▶ _Exercise details_
Restate the data exactly as given and keep the pictures out.

======== Material

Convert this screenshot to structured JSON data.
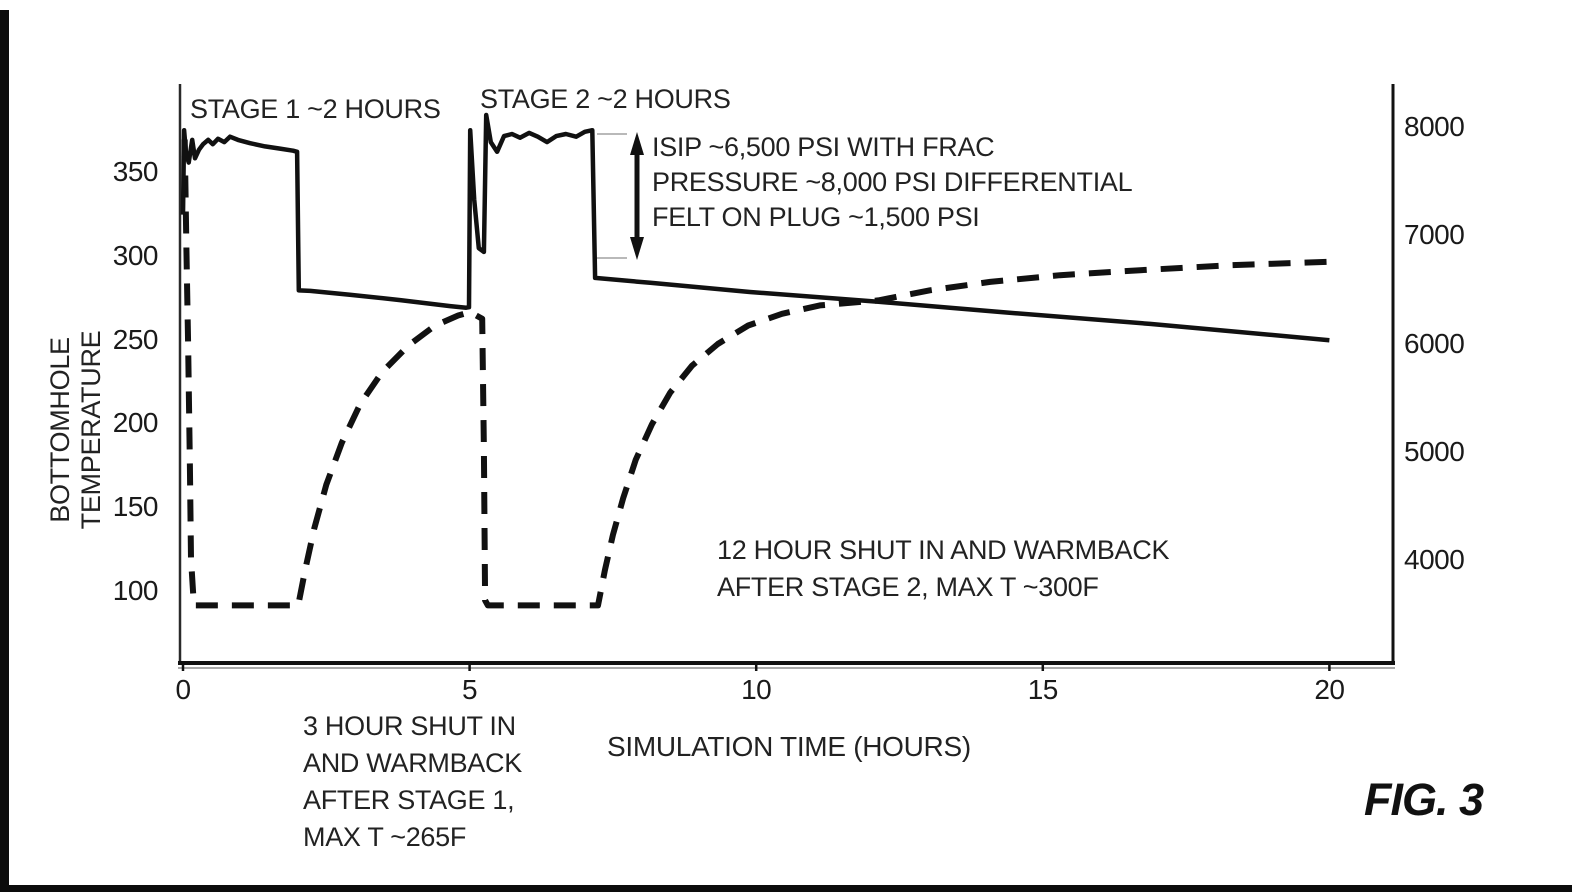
{
  "figure_label": "FIG. 3",
  "chart_data": {
    "type": "line",
    "title": "",
    "xlabel": "SIMULATION TIME (HOURS)",
    "ylabel_left": "BOTTOMHOLE\nTEMPERATURE",
    "ylabel_right": "",
    "grid": false,
    "legend": "none",
    "x_ticks": [
      0,
      5,
      10,
      15,
      20
    ],
    "y_left_ticks": [
      350,
      300,
      250,
      200,
      150,
      100
    ],
    "y_right_ticks": [
      8000,
      7000,
      6000,
      5000,
      4000
    ],
    "x_range_hours": [
      0,
      21.1
    ],
    "y_left_range_degF": [
      58,
      402
    ],
    "y_right_range_psi": [
      3060,
      8400
    ],
    "series": [
      {
        "name": "bottomhole-temperature-warmback",
        "axis": "left",
        "unit": "degF",
        "line_style": "dashed",
        "color": "#111111",
        "points": [
          [
            0.03,
            370
          ],
          [
            0.06,
            305
          ],
          [
            0.09,
            245
          ],
          [
            0.12,
            175
          ],
          [
            0.14,
            120
          ],
          [
            0.19,
            92
          ],
          [
            2.01,
            92
          ],
          [
            2.13,
            113
          ],
          [
            2.29,
            138
          ],
          [
            2.5,
            164
          ],
          [
            2.77,
            189
          ],
          [
            3.09,
            212
          ],
          [
            3.47,
            231
          ],
          [
            3.93,
            247
          ],
          [
            4.4,
            259
          ],
          [
            4.8,
            265
          ],
          [
            5.01,
            267
          ],
          [
            5.22,
            263
          ],
          [
            5.25,
            185
          ],
          [
            5.27,
            95
          ],
          [
            5.32,
            92
          ],
          [
            7.24,
            92
          ],
          [
            7.36,
            113
          ],
          [
            7.5,
            134
          ],
          [
            7.68,
            156
          ],
          [
            7.9,
            179
          ],
          [
            8.18,
            200
          ],
          [
            8.5,
            219
          ],
          [
            8.88,
            235
          ],
          [
            9.33,
            248
          ],
          [
            9.86,
            259
          ],
          [
            10.45,
            266
          ],
          [
            11.11,
            271
          ],
          [
            12.13,
            274
          ],
          [
            13.03,
            280
          ],
          [
            14.08,
            285
          ],
          [
            15.3,
            289
          ],
          [
            16.7,
            292
          ],
          [
            18.27,
            295
          ],
          [
            20.0,
            297
          ]
        ]
      },
      {
        "name": "bottomhole-pressure",
        "axis": "right",
        "unit": "psi",
        "line_style": "solid",
        "color": "#111111",
        "points": [
          [
            0.0,
            7200
          ],
          [
            0.02,
            7980
          ],
          [
            0.05,
            7780
          ],
          [
            0.1,
            7680
          ],
          [
            0.16,
            7890
          ],
          [
            0.21,
            7720
          ],
          [
            0.28,
            7800
          ],
          [
            0.35,
            7850
          ],
          [
            0.44,
            7890
          ],
          [
            0.52,
            7850
          ],
          [
            0.61,
            7900
          ],
          [
            0.72,
            7870
          ],
          [
            0.82,
            7920
          ],
          [
            0.96,
            7890
          ],
          [
            1.17,
            7860
          ],
          [
            1.43,
            7830
          ],
          [
            1.69,
            7810
          ],
          [
            1.92,
            7790
          ],
          [
            1.99,
            7780
          ],
          [
            2.02,
            6500
          ],
          [
            2.22,
            6495
          ],
          [
            2.91,
            6460
          ],
          [
            3.79,
            6410
          ],
          [
            4.66,
            6355
          ],
          [
            4.94,
            6340
          ],
          [
            4.99,
            6345
          ],
          [
            5.01,
            7980
          ],
          [
            5.08,
            7340
          ],
          [
            5.16,
            6890
          ],
          [
            5.25,
            6855
          ],
          [
            5.29,
            8120
          ],
          [
            5.37,
            7870
          ],
          [
            5.48,
            7780
          ],
          [
            5.6,
            7925
          ],
          [
            5.74,
            7945
          ],
          [
            5.88,
            7910
          ],
          [
            6.04,
            7955
          ],
          [
            6.19,
            7920
          ],
          [
            6.35,
            7870
          ],
          [
            6.51,
            7925
          ],
          [
            6.68,
            7945
          ],
          [
            6.86,
            7920
          ],
          [
            7.01,
            7965
          ],
          [
            7.14,
            7980
          ],
          [
            7.19,
            6615
          ],
          [
            8.15,
            6570
          ],
          [
            9.89,
            6485
          ],
          [
            12.13,
            6395
          ],
          [
            14.26,
            6300
          ],
          [
            16.87,
            6190
          ],
          [
            20.0,
            6040
          ]
        ]
      }
    ],
    "annotations": {
      "stage1": "STAGE 1 ~2 HOURS",
      "stage2": "STAGE 2 ~2 HOURS",
      "isip": "ISIP ~6,500 PSI WITH FRAC\nPRESSURE ~8,000 PSI DIFFERENTIAL\nFELT ON PLUG ~1,500 PSI",
      "shut_in_12hr": "12 HOUR SHUT IN AND WARMBACK\nAFTER STAGE 2, MAX T ~300F",
      "shut_in_3hr": "3 HOUR SHUT IN\nAND WARMBACK\nAFTER STAGE 1,\nMAX T ~265F"
    }
  }
}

================

▶ _Written answer_
Convert this screenshot to structured JSON data.
{
  "figure_label": "FIG. 3",
  "chart_data": {
    "type": "line",
    "title": "",
    "xlabel": "SIMULATION TIME (HOURS)",
    "ylabel_left": "BOTTOMHOLE\nTEMPERATURE",
    "ylabel_right": "",
    "grid": false,
    "legend": "none",
    "x_ticks": [
      0,
      5,
      10,
      15,
      20
    ],
    "y_left_ticks": [
      350,
      300,
      250,
      200,
      150,
      100
    ],
    "y_right_ticks": [
      8000,
      7000,
      6000,
      5000,
      4000
    ],
    "x_range_hours": [
      0,
      21.1
    ],
    "y_left_range_degF": [
      58,
      402
    ],
    "y_right_range_psi": [
      3060,
      8400
    ],
    "series": [
      {
        "name": "bottomhole-temperature-warmback",
        "axis": "left",
        "unit": "degF",
        "line_style": "dashed",
        "color": "#111111",
        "points": [
          [
            0.03,
            370
          ],
          [
            0.06,
            305
          ],
          [
            0.09,
            245
          ],
          [
            0.12,
            175
          ],
          [
            0.14,
            120
          ],
          [
            0.19,
            92
          ],
          [
            2.01,
            92
          ],
          [
            2.13,
            113
          ],
          [
            2.29,
            138
          ],
          [
            2.5,
            164
          ],
          [
            2.77,
            189
          ],
          [
            3.09,
            212
          ],
          [
            3.47,
            231
          ],
          [
            3.93,
            247
          ],
          [
            4.4,
            259
          ],
          [
            4.8,
            265
          ],
          [
            5.01,
            267
          ],
          [
            5.22,
            263
          ],
          [
            5.25,
            185
          ],
          [
            5.27,
            95
          ],
          [
            5.32,
            92
          ],
          [
            7.24,
            92
          ],
          [
            7.36,
            113
          ],
          [
            7.5,
            134
          ],
          [
            7.68,
            156
          ],
          [
            7.9,
            179
          ],
          [
            8.18,
            200
          ],
          [
            8.5,
            219
          ],
          [
            8.88,
            235
          ],
          [
            9.33,
            248
          ],
          [
            9.86,
            259
          ],
          [
            10.45,
            266
          ],
          [
            11.11,
            271
          ],
          [
            12.13,
            274
          ],
          [
            13.03,
            280
          ],
          [
            14.08,
            285
          ],
          [
            15.3,
            289
          ],
          [
            16.7,
            292
          ],
          [
            18.27,
            295
          ],
          [
            20.0,
            297
          ]
        ]
      },
      {
        "name": "bottomhole-pressure",
        "axis": "right",
        "unit": "psi",
        "line_style": "solid",
        "color": "#111111",
        "points": [
          [
            0.0,
            7200
          ],
          [
            0.02,
            7980
          ],
          [
            0.05,
            7780
          ],
          [
            0.1,
            7680
          ],
          [
            0.16,
            7890
          ],
          [
            0.21,
            7720
          ],
          [
            0.28,
            7800
          ],
          [
            0.35,
            7850
          ],
          [
            0.44,
            7890
          ],
          [
            0.52,
            7850
          ],
          [
            0.61,
            7900
          ],
          [
            0.72,
            7870
          ],
          [
            0.82,
            7920
          ],
          [
            0.96,
            7890
          ],
          [
            1.17,
            7860
          ],
          [
            1.43,
            7830
          ],
          [
            1.69,
            7810
          ],
          [
            1.92,
            7790
          ],
          [
            1.99,
            7780
          ],
          [
            2.02,
            6500
          ],
          [
            2.22,
            6495
          ],
          [
            2.91,
            6460
          ],
          [
            3.79,
            6410
          ],
          [
            4.66,
            6355
          ],
          [
            4.94,
            6340
          ],
          [
            4.99,
            6345
          ],
          [
            5.01,
            7980
          ],
          [
            5.08,
            7340
          ],
          [
            5.16,
            6890
          ],
          [
            5.25,
            6855
          ],
          [
            5.29,
            8120
          ],
          [
            5.37,
            7870
          ],
          [
            5.48,
            7780
          ],
          [
            5.6,
            7925
          ],
          [
            5.74,
            7945
          ],
          [
            5.88,
            7910
          ],
          [
            6.04,
            7955
          ],
          [
            6.19,
            7920
          ],
          [
            6.35,
            7870
          ],
          [
            6.51,
            7925
          ],
          [
            6.68,
            7945
          ],
          [
            6.86,
            7920
          ],
          [
            7.01,
            7965
          ],
          [
            7.14,
            7980
          ],
          [
            7.19,
            6615
          ],
          [
            8.15,
            6570
          ],
          [
            9.89,
            6485
          ],
          [
            12.13,
            6395
          ],
          [
            14.26,
            6300
          ],
          [
            16.87,
            6190
          ],
          [
            20.0,
            6040
          ]
        ]
      }
    ],
    "annotations": {
      "stage1": "STAGE 1 ~2 HOURS",
      "stage2": "STAGE 2 ~2 HOURS",
      "isip": "ISIP ~6,500 PSI WITH FRAC\nPRESSURE ~8,000 PSI DIFFERENTIAL\nFELT ON PLUG ~1,500 PSI",
      "shut_in_12hr": "12 HOUR SHUT IN AND WARMBACK\nAFTER STAGE 2, MAX T ~300F",
      "shut_in_3hr": "3 HOUR SHUT IN\nAND WARMBACK\nAFTER STAGE 1,\nMAX T ~265F"
    }
  }
}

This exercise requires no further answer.